◆ Short exercise
Present the lines of the records as a numbered list. Begin with the line containing "table-row: XL 40cm" and continue up to and including the line containing "table-cell: 69cm — [595, 538, 794, 579]", omitting any blank lines.

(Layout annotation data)
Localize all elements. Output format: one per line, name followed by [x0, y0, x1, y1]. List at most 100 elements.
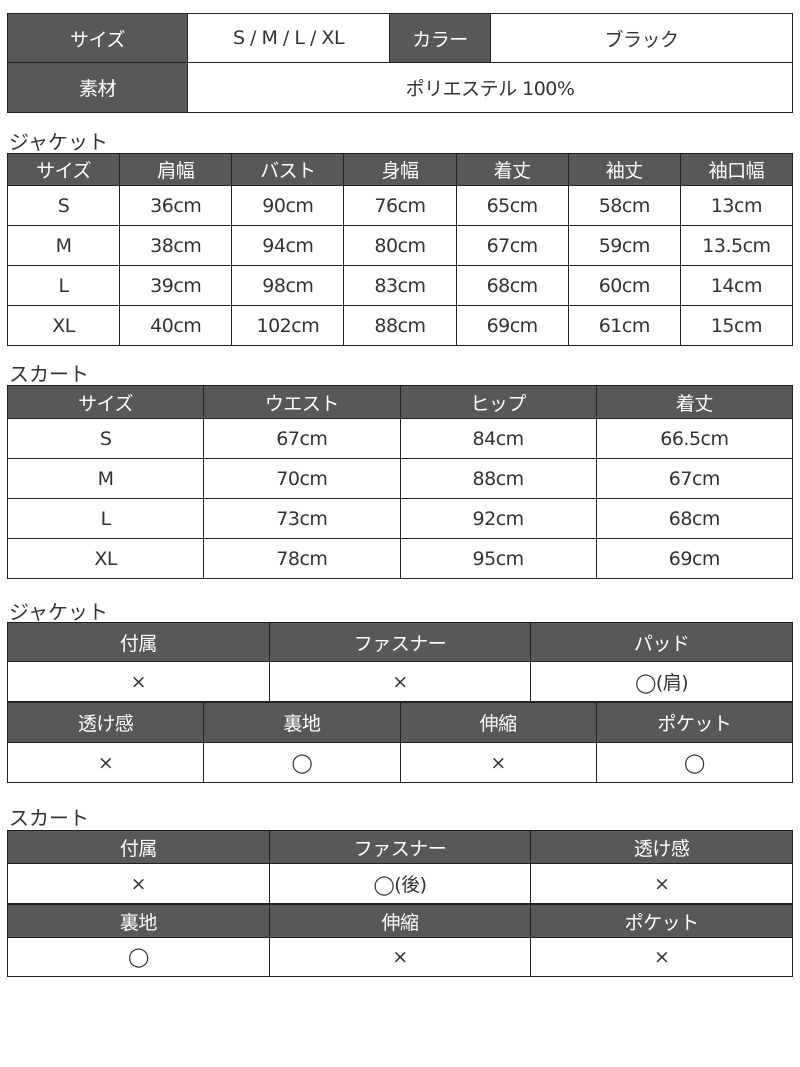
table-row: XL 40cm 102cm 88cm 69cm 61cm 15cm — [6, 305, 794, 346]
table-cell: XL — [6, 305, 121, 346]
column-header: ウエスト — [203, 385, 401, 419]
column-header: バスト — [231, 153, 345, 186]
feature-header: ポケット — [530, 904, 793, 938]
table-row: XL 78cm 95cm 69cm — [6, 538, 794, 579]
table-cell: 13.5cm — [679, 225, 794, 266]
table-cell: 68cm — [455, 265, 569, 306]
color-value: ブラック — [490, 13, 793, 63]
table-cell: 59cm — [567, 225, 681, 266]
column-header: サイズ — [6, 385, 205, 419]
feature-value: × — [7, 661, 270, 702]
feature-value: ◯ — [595, 742, 794, 783]
table-cell: 38cm — [119, 225, 233, 266]
table-cell: 60cm — [567, 265, 681, 306]
jacket-size-table: サイズ 肩幅 バスト 身幅 着丈 袖丈 袖口幅 S 36cm 90cm 76cm 65cm 58cm 13… — [6, 153, 794, 346]
column-header: 袖口幅 — [679, 153, 794, 186]
material-label: 素材 — [7, 62, 188, 113]
table-cell: 90cm — [231, 185, 345, 226]
feature-value: × — [530, 937, 793, 977]
color-label: カラー — [389, 13, 491, 63]
column-header: 肩幅 — [119, 153, 233, 186]
column-header: ヒップ — [399, 385, 597, 419]
column-header: 着丈 — [455, 153, 569, 186]
table-row: M 38cm 94cm 80cm 67cm 59cm 13.5cm — [6, 225, 794, 266]
size-label: サイズ — [7, 13, 188, 63]
jacket-features-title: ジャケット — [9, 600, 108, 624]
table-row: S 67cm 84cm 66.5cm — [6, 418, 794, 459]
table-row: M 70cm 88cm 67cm — [6, 458, 794, 499]
feature-header: パッド — [530, 622, 793, 662]
material-value: ポリエステル 100% — [187, 62, 793, 113]
skirt-size-table: サイズ ウエスト ヒップ 着丈 S 67cm 84cm 66.5cm M 70cm 88cm 67cm… — [6, 385, 794, 579]
table-cell: 84cm — [399, 418, 597, 459]
feature-header: 付属 — [7, 830, 270, 864]
table-cell: 95cm — [399, 538, 597, 579]
table-cell: 14cm — [679, 265, 794, 306]
table-cell: 69cm — [595, 538, 794, 579]
table-row: S 36cm 90cm 76cm 65cm 58cm 13cm — [6, 185, 794, 226]
size-value: S / M / L / XL — [187, 13, 390, 63]
feature-header: 裏地 — [7, 904, 270, 938]
feature-header: 伸縮 — [399, 702, 597, 743]
table-row: L 73cm 92cm 68cm — [6, 498, 794, 539]
table-cell: 88cm — [399, 458, 597, 499]
feature-value: × — [399, 742, 597, 783]
feature-value: × — [7, 863, 270, 904]
feature-value: ◯(後) — [268, 863, 532, 904]
table-cell: 58cm — [567, 185, 681, 226]
column-header: サイズ — [6, 153, 121, 186]
table-cell: 40cm — [119, 305, 233, 346]
table-cell: 67cm — [455, 225, 569, 266]
table-cell: M — [6, 225, 121, 266]
table-cell: L — [6, 265, 121, 306]
feature-header: ファスナー — [268, 622, 532, 662]
table-cell: M — [6, 458, 205, 499]
table-cell: 67cm — [203, 418, 401, 459]
feature-value: × — [268, 937, 532, 977]
table-cell: 61cm — [567, 305, 681, 346]
column-header: 着丈 — [595, 385, 794, 419]
table-cell: 36cm — [119, 185, 233, 226]
skirt-features-table: 付属 ファスナー 透け感 × ◯(後) × 裏地 伸縮 ポケット ◯ × × — [7, 830, 793, 977]
table-cell: 98cm — [231, 265, 345, 306]
table-cell: 94cm — [231, 225, 345, 266]
feature-header: 裏地 — [203, 702, 401, 743]
table-cell: 13cm — [679, 185, 794, 226]
feature-value: × — [6, 742, 205, 783]
table-cell: 88cm — [343, 305, 457, 346]
table-cell: 68cm — [595, 498, 794, 539]
table-cell: XL — [6, 538, 205, 579]
table-cell: 69cm — [455, 305, 569, 346]
table-cell: S — [6, 185, 121, 226]
table-cell: 65cm — [455, 185, 569, 226]
column-header: 袖丈 — [567, 153, 681, 186]
table-cell: 102cm — [231, 305, 345, 346]
table-cell: 39cm — [119, 265, 233, 306]
table-cell: 92cm — [399, 498, 597, 539]
table-cell: 80cm — [343, 225, 457, 266]
table-cell: 73cm — [203, 498, 401, 539]
feature-value: × — [268, 661, 532, 702]
table-cell: 67cm — [595, 458, 794, 499]
feature-header: ポケット — [595, 702, 794, 743]
table-cell: 83cm — [343, 265, 457, 306]
feature-header: 伸縮 — [268, 904, 532, 938]
table-cell: 70cm — [203, 458, 401, 499]
feature-header: ファスナー — [268, 830, 532, 864]
jacket-size-title: ジャケット — [9, 130, 108, 154]
jacket-features-table: 付属 ファスナー パッド × × ◯(肩) 透け感 裏地 伸縮 ポケット × ◯ × ◯ — [6, 622, 794, 783]
column-header: 身幅 — [343, 153, 457, 186]
feature-value: × — [530, 863, 793, 904]
summary-table: サイズ S / M / L / XL カラー ブラック 素材 ポリエステル 10… — [7, 13, 793, 113]
table-cell: 76cm — [343, 185, 457, 226]
feature-header: 透け感 — [530, 830, 793, 864]
feature-header: 透け感 — [6, 702, 205, 743]
feature-value: ◯(肩) — [530, 661, 793, 702]
table-cell: S — [6, 418, 205, 459]
feature-header: 付属 — [7, 622, 270, 662]
table-cell: 66.5cm — [595, 418, 794, 459]
table-cell: 78cm — [203, 538, 401, 579]
table-cell: 15cm — [679, 305, 794, 346]
table-row: L 39cm 98cm 83cm 68cm 60cm 14cm — [6, 265, 794, 306]
table-cell: L — [6, 498, 205, 539]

◆ Complete output
1. table-row: XL 40cm 102cm 88cm 69cm 61cm 15cm — [6, 305, 794, 346]
2. table-cell: XL — [6, 305, 121, 346]
3. column-header: ウエスト — [203, 385, 401, 419]
4. column-header: バスト — [231, 153, 345, 186]
5. feature-header: ポケット — [530, 904, 793, 938]
6. table-row: XL 78cm 95cm 69cm — [6, 538, 794, 579]
7. table-cell: 13.5cm — [679, 225, 794, 266]
8. table-cell: 68cm — [455, 265, 569, 306]
9. color-value: ブラック — [490, 13, 793, 63]
10. table-cell: 59cm — [567, 225, 681, 266]
11. column-header: サイズ — [6, 385, 205, 419]
12. feature-value: × — [7, 661, 270, 702]
13. feature-value: ◯ — [595, 742, 794, 783]
14. table-cell: 38cm — [119, 225, 233, 266]
15. table-cell: 60cm — [567, 265, 681, 306]
16. jacket-size-table: サイズ 肩幅 バスト 身幅 着丈 袖丈 袖口幅 S 36cm 90cm 76cm 65cm 58cm 13… — [6, 153, 794, 346]
17. column-header: 袖口幅 — [679, 153, 794, 186]
18. material-label: 素材 — [7, 62, 188, 113]
19. table-cell: 90cm — [231, 185, 345, 226]
20. feature-value: × — [530, 937, 793, 977]
21. color-label: カラー — [389, 13, 491, 63]
22. column-header: 肩幅 — [119, 153, 233, 186]
23. column-header: ヒップ — [399, 385, 597, 419]
24. column-header: 着丈 — [455, 153, 569, 186]
25. table-row: M 38cm 94cm 80cm 67cm 59cm 13.5cm — [6, 225, 794, 266]
26. size-label: サイズ — [7, 13, 188, 63]
27. jacket-features-title: ジャケット — [9, 600, 108, 624]
28. table-row: S 67cm 84cm 66.5cm — [6, 418, 794, 459]
29. table-row: M 70cm 88cm 67cm — [6, 458, 794, 499]
30. feature-header: パッド — [530, 622, 793, 662]
31. material-value: ポリエステル 100% — [187, 62, 793, 113]
32. skirt-size-table: サイズ ウエスト ヒップ 着丈 S 67cm 84cm 66.5cm M 70cm 88cm 67cm… — [6, 385, 794, 579]
33. table-cell: 84cm — [399, 418, 597, 459]
34. feature-header: 付属 — [7, 830, 270, 864]
35. table-cell: 95cm — [399, 538, 597, 579]
36. table-cell: 14cm — [679, 265, 794, 306]
37. table-cell: 69cm — [595, 538, 794, 579]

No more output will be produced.